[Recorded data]

━━━

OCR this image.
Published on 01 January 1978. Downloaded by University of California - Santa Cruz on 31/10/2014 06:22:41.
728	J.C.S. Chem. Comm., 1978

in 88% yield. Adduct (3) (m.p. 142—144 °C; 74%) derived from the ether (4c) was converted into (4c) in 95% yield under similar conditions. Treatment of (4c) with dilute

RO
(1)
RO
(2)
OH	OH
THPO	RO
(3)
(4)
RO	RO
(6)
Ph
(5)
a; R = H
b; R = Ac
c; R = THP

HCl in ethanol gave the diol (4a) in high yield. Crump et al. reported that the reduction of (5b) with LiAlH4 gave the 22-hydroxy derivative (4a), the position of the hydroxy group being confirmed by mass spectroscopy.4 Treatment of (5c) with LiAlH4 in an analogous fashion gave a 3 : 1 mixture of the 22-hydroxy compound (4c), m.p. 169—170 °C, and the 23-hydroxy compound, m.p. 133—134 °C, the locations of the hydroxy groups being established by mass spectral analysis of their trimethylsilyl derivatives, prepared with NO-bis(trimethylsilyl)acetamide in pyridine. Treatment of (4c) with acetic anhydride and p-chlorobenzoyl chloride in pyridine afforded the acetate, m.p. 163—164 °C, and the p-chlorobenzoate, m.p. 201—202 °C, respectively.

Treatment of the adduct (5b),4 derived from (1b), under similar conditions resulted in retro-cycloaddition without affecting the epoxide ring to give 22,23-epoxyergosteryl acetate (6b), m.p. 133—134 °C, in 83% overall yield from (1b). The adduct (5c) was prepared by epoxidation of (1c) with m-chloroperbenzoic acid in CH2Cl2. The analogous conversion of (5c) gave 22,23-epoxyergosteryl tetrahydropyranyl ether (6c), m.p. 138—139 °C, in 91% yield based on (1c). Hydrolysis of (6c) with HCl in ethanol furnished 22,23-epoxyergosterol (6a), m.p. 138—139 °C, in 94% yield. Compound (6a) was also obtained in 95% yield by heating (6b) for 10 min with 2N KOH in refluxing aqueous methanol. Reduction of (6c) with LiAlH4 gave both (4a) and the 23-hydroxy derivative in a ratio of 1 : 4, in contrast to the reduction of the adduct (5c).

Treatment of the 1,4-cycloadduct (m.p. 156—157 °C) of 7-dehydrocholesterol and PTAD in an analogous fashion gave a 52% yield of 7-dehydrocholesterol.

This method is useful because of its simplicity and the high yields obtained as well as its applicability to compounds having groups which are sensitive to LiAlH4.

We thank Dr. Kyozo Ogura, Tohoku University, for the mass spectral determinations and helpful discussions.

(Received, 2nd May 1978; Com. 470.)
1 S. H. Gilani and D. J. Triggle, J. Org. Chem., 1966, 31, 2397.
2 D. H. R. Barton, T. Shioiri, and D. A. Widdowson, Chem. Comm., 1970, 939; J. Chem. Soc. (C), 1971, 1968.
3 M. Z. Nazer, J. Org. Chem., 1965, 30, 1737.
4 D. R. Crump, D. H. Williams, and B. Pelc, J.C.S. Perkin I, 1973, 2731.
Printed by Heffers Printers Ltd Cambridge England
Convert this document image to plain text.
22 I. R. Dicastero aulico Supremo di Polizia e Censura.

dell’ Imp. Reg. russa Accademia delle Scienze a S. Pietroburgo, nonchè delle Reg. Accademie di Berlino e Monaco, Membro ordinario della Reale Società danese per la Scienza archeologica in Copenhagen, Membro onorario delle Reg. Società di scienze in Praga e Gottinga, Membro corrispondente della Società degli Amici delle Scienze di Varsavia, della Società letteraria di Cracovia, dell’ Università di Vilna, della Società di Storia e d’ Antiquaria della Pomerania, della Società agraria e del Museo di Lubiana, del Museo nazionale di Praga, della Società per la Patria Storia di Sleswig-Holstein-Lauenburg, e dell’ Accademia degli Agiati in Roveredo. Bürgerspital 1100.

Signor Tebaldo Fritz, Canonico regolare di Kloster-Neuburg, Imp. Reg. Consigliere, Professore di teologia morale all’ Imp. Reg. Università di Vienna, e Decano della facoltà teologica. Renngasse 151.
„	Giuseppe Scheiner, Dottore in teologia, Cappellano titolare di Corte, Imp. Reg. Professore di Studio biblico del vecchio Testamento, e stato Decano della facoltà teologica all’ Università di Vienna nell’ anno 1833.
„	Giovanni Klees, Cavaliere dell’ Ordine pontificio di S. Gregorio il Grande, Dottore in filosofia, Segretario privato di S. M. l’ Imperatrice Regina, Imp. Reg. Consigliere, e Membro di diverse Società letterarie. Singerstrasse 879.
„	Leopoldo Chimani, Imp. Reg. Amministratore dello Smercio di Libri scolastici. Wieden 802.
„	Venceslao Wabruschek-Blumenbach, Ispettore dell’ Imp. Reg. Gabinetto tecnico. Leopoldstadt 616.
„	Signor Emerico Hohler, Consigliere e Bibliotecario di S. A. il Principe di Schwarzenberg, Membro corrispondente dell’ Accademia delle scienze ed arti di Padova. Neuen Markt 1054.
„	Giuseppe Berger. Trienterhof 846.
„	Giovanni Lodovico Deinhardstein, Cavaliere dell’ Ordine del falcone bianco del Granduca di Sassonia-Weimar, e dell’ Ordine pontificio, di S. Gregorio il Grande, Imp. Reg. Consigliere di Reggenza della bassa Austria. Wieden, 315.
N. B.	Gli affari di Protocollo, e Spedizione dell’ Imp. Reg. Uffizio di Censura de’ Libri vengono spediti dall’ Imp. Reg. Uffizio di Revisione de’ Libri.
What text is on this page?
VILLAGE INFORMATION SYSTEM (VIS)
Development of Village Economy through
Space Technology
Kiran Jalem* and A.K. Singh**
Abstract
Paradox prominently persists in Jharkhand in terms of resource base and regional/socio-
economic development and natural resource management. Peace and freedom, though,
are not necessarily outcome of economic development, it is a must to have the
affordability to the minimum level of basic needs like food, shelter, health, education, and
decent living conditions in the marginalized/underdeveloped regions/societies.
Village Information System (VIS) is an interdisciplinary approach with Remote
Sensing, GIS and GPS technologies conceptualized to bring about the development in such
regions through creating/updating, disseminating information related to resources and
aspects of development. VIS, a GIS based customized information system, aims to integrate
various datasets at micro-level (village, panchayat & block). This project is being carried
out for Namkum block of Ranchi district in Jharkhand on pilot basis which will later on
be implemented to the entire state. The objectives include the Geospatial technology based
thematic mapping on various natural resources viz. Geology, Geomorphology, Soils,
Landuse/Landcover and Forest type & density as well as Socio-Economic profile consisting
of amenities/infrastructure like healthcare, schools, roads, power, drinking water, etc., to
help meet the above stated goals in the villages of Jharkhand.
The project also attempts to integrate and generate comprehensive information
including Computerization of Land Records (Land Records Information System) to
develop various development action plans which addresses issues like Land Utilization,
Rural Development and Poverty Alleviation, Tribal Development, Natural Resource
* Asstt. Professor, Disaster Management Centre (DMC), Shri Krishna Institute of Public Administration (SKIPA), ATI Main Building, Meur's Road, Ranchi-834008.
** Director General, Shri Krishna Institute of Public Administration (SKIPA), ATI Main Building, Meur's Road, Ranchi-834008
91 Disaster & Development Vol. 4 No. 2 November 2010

━━━

:: SHORT EXERCISE ::
Give all the records again. Match them exactly.

:: SOLUTION FOR THIS PROBLEM ::
OCR this image.
Published on 01 January 1978. Downloaded by University of California - Santa Cruz on 31/10/2014 06:22:41.
728	J.C.S. Chem. Comm., 1978

in 88% yield. Adduct (3) (m.p. 142—144 °C; 74%) derived from the ether (4c) was converted into (4c) in 95% yield under similar conditions. Treatment of (4c) with dilute

RO
(1)
RO
(2)
OH	OH
THPO	RO
(3)
(4)
RO	RO
(6)
Ph
(5)
a; R = H
b; R = Ac
c; R = THP

HCl in ethanol gave the diol (4a) in high yield. Crump et al. reported that the reduction of (5b) with LiAlH4 gave the 22-hydroxy derivative (4a), the position of the hydroxy group being confirmed by mass spectroscopy.4 Treatment of (5c) with LiAlH4 in an analogous fashion gave a 3 : 1 mixture of the 22-hydroxy compound (4c), m.p. 169—170 °C, and the 23-hydroxy compound, m.p. 133—134 °C, the locations of the hydroxy groups being established by mass spectral analysis of their trimethylsilyl derivatives, prepared with NO-bis(trimethylsilyl)acetamide in pyridine. Treatment of (4c) with acetic anhydride and p-chlorobenzoyl chloride in pyridine afforded the acetate, m.p. 163—164 °C, and the p-chlorobenzoate, m.p. 201—202 °C, respectively.

Treatment of the adduct (5b),4 derived from (1b), under similar conditions resulted in retro-cycloaddition without affecting the epoxide ring to give 22,23-epoxyergosteryl acetate (6b), m.p. 133—134 °C, in 83% overall yield from (1b). The adduct (5c) was prepared by epoxidation of (1c) with m-chloroperbenzoic acid in CH2Cl2. The analogous conversion of (5c) gave 22,23-epoxyergosteryl tetrahydropyranyl ether (6c), m.p. 138—139 °C, in 91% yield based on (1c). Hydrolysis of (6c) with HCl in ethanol furnished 22,23-epoxyergosterol (6a), m.p. 138—139 °C, in 94% yield. Compound (6a) was also obtained in 95% yield by heating (6b) for 10 min with 2N KOH in refluxing aqueous methanol. Reduction of (6c) with LiAlH4 gave both (4a) and the 23-hydroxy derivative in a ratio of 1 : 4, in contrast to the reduction of the adduct (5c).

Treatment of the 1,4-cycloadduct (m.p. 156—157 °C) of 7-dehydrocholesterol and PTAD in an analogous fashion gave a 52% yield of 7-dehydrocholesterol.

This method is useful because of its simplicity and the high yields obtained as well as its applicability to compounds having groups which are sensitive to LiAlH4.

We thank Dr. Kyozo Ogura, Tohoku University, for the mass spectral determinations and helpful discussions.

(Received, 2nd May 1978; Com. 470.)
1 S. H. Gilani and D. J. Triggle, J. Org. Chem., 1966, 31, 2397.
2 D. H. R. Barton, T. Shioiri, and D. A. Widdowson, Chem. Comm., 1970, 939; J. Chem. Soc. (C), 1971, 1968.
3 M. Z. Nazer, J. Org. Chem., 1965, 30, 1737.
4 D. R. Crump, D. H. Williams, and B. Pelc, J.C.S. Perkin I, 1973, 2731.
Printed by Heffers Printers Ltd Cambridge England
Convert this document image to plain text.
22 I. R. Dicastero aulico Supremo di Polizia e Censura.

dell’ Imp. Reg. russa Accademia delle Scienze a S. Pietroburgo, nonchè delle Reg. Accademie di Berlino e Monaco, Membro ordinario della Reale Società danese per la Scienza archeologica in Copenhagen, Membro onorario delle Reg. Società di scienze in Praga e Gottinga, Membro corrispondente della Società degli Amici delle Scienze di Varsavia, della Società letteraria di Cracovia, dell’ Università di Vilna, della Società di Storia e d’ Antiquaria della Pomerania, della Società agraria e del Museo di Lubiana, del Museo nazionale di Praga, della Società per la Patria Storia di Sleswig-Holstein-Lauenburg, e dell’ Accademia degli Agiati in Roveredo. Bürgerspital 1100.

Signor Tebaldo Fritz, Canonico regolare di Kloster-Neuburg, Imp. Reg. Consigliere, Professore di teologia morale all’ Imp. Reg. Università di Vienna, e Decano della facoltà teologica. Renngasse 151.
„	Giuseppe Scheiner, Dottore in teologia, Cappellano titolare di Corte, Imp. Reg. Professore di Studio biblico del vecchio Testamento, e stato Decano della facoltà teologica all’ Università di Vienna nell’ anno 1833.
„	Giovanni Klees, Cavaliere dell’ Ordine pontificio di S. Gregorio il Grande, Dottore in filosofia, Segretario privato di S. M. l’ Imperatrice Regina, Imp. Reg. Consigliere, e Membro di diverse Società letterarie. Singerstrasse 879.
„	Leopoldo Chimani, Imp. Reg. Amministratore dello Smercio di Libri scolastici. Wieden 802.
„	Venceslao Wabruschek-Blumenbach, Ispettore dell’ Imp. Reg. Gabinetto tecnico. Leopoldstadt 616.
„	Signor Emerico Hohler, Consigliere e Bibliotecario di S. A. il Principe di Schwarzenberg, Membro corrispondente dell’ Accademia delle scienze ed arti di Padova. Neuen Markt 1054.
„	Giuseppe Berger. Trienterhof 846.
„	Giovanni Lodovico Deinhardstein, Cavaliere dell’ Ordine del falcone bianco del Granduca di Sassonia-Weimar, e dell’ Ordine pontificio, di S. Gregorio il Grande, Imp. Reg. Consigliere di Reggenza della bassa Austria. Wieden, 315.
N. B.	Gli affari di Protocollo, e Spedizione dell’ Imp. Reg. Uffizio di Censura de’ Libri vengono spediti dall’ Imp. Reg. Uffizio di Revisione de’ Libri.
What text is on this page?
VILLAGE INFORMATION SYSTEM (VIS)
Development of Village Economy through
Space Technology
Kiran Jalem* and A.K. Singh**
Abstract
Paradox prominently persists in Jharkhand in terms of resource base and regional/socio-
economic development and natural resource management. Peace and freedom, though,
are not necessarily outcome of economic development, it is a must to have the
affordability to the minimum level of basic needs like food, shelter, health, education, and
decent living conditions in the marginalized/underdeveloped regions/societies.
Village Information System (VIS) is an interdisciplinary approach with Remote
Sensing, GIS and GPS technologies conceptualized to bring about the development in such
regions through creating/updating, disseminating information related to resources and
aspects of development. VIS, a GIS based customized information system, aims to integrate
various datasets at micro-level (village, panchayat & block). This project is being carried
out for Namkum block of Ranchi district in Jharkhand on pilot basis which will later on
be implemented to the entire state. The objectives include the Geospatial technology based
thematic mapping on various natural resources viz. Geology, Geomorphology, Soils,
Landuse/Landcover and Forest type & density as well as Socio-Economic profile consisting
of amenities/infrastructure like healthcare, schools, roads, power, drinking water, etc., to
help meet the above stated goals in the villages of Jharkhand.
The project also attempts to integrate and generate comprehensive information
including Computerization of Land Records (Land Records Information System) to
develop various development action plans which addresses issues like Land Utilization,
Rural Development and Poverty Alleviation, Tribal Development, Natural Resource
* Asstt. Professor, Disaster Management Centre (DMC), Shri Krishna Institute of Public Administration (SKIPA), ATI Main Building, Meur's Road, Ranchi-834008.
** Director General, Shri Krishna Institute of Public Administration (SKIPA), ATI Main Building, Meur's Road, Ranchi-834008
91 Disaster & Development Vol. 4 No. 2 November 2010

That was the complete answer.